**What you will do**. Would you write out the listing verbatim and skip every picture in it?

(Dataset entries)
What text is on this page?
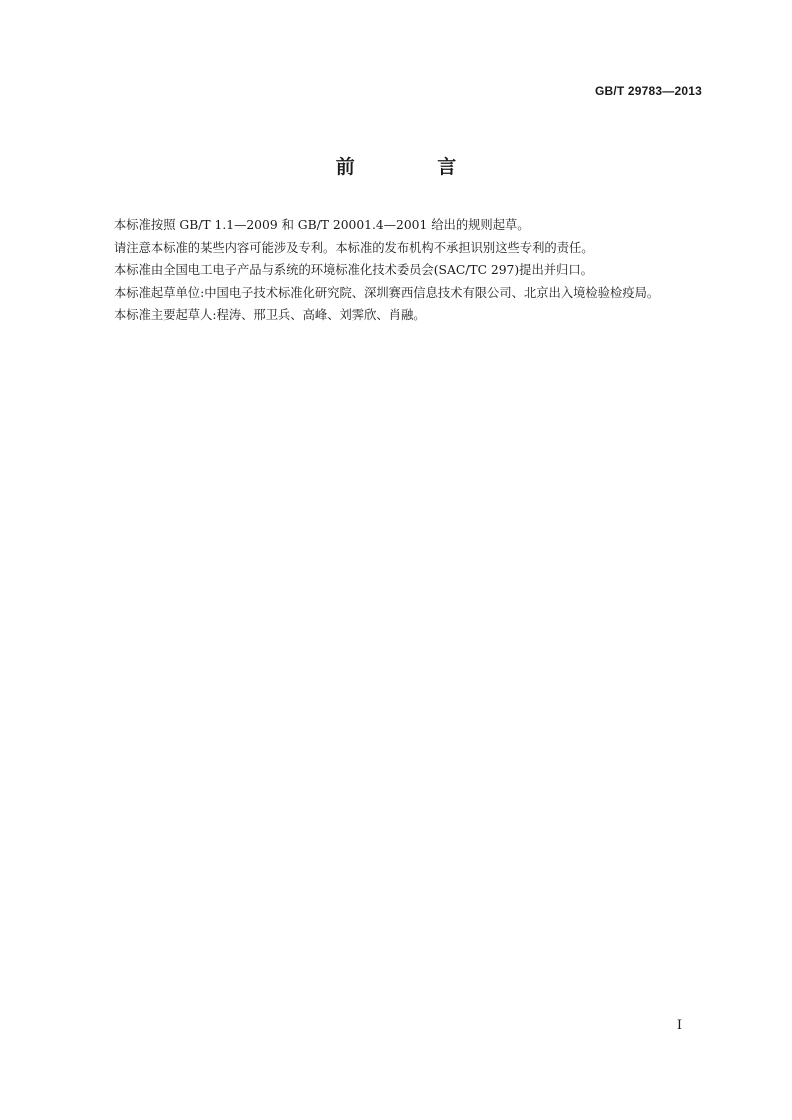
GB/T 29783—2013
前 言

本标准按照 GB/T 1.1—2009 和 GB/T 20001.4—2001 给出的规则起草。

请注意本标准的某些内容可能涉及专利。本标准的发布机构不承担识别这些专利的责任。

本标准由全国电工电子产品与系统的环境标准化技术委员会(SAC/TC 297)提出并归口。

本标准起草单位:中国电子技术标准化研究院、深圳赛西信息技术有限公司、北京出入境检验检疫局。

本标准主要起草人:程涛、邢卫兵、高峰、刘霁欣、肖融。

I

**Solution for this task**.
What text is on this page?
GB/T 29783—2013
前 言

本标准按照 GB/T 1.1—2009 和 GB/T 20001.4—2001 给出的规则起草。

请注意本标准的某些内容可能涉及专利。本标准的发布机构不承担识别这些专利的责任。

本标准由全国电工电子产品与系统的环境标准化技术委员会(SAC/TC 297)提出并归口。

本标准起草单位:中国电子技术标准化研究院、深圳赛西信息技术有限公司、北京出入境检验检疫局。

本标准主要起草人:程涛、邢卫兵、高峰、刘霁欣、肖融。

I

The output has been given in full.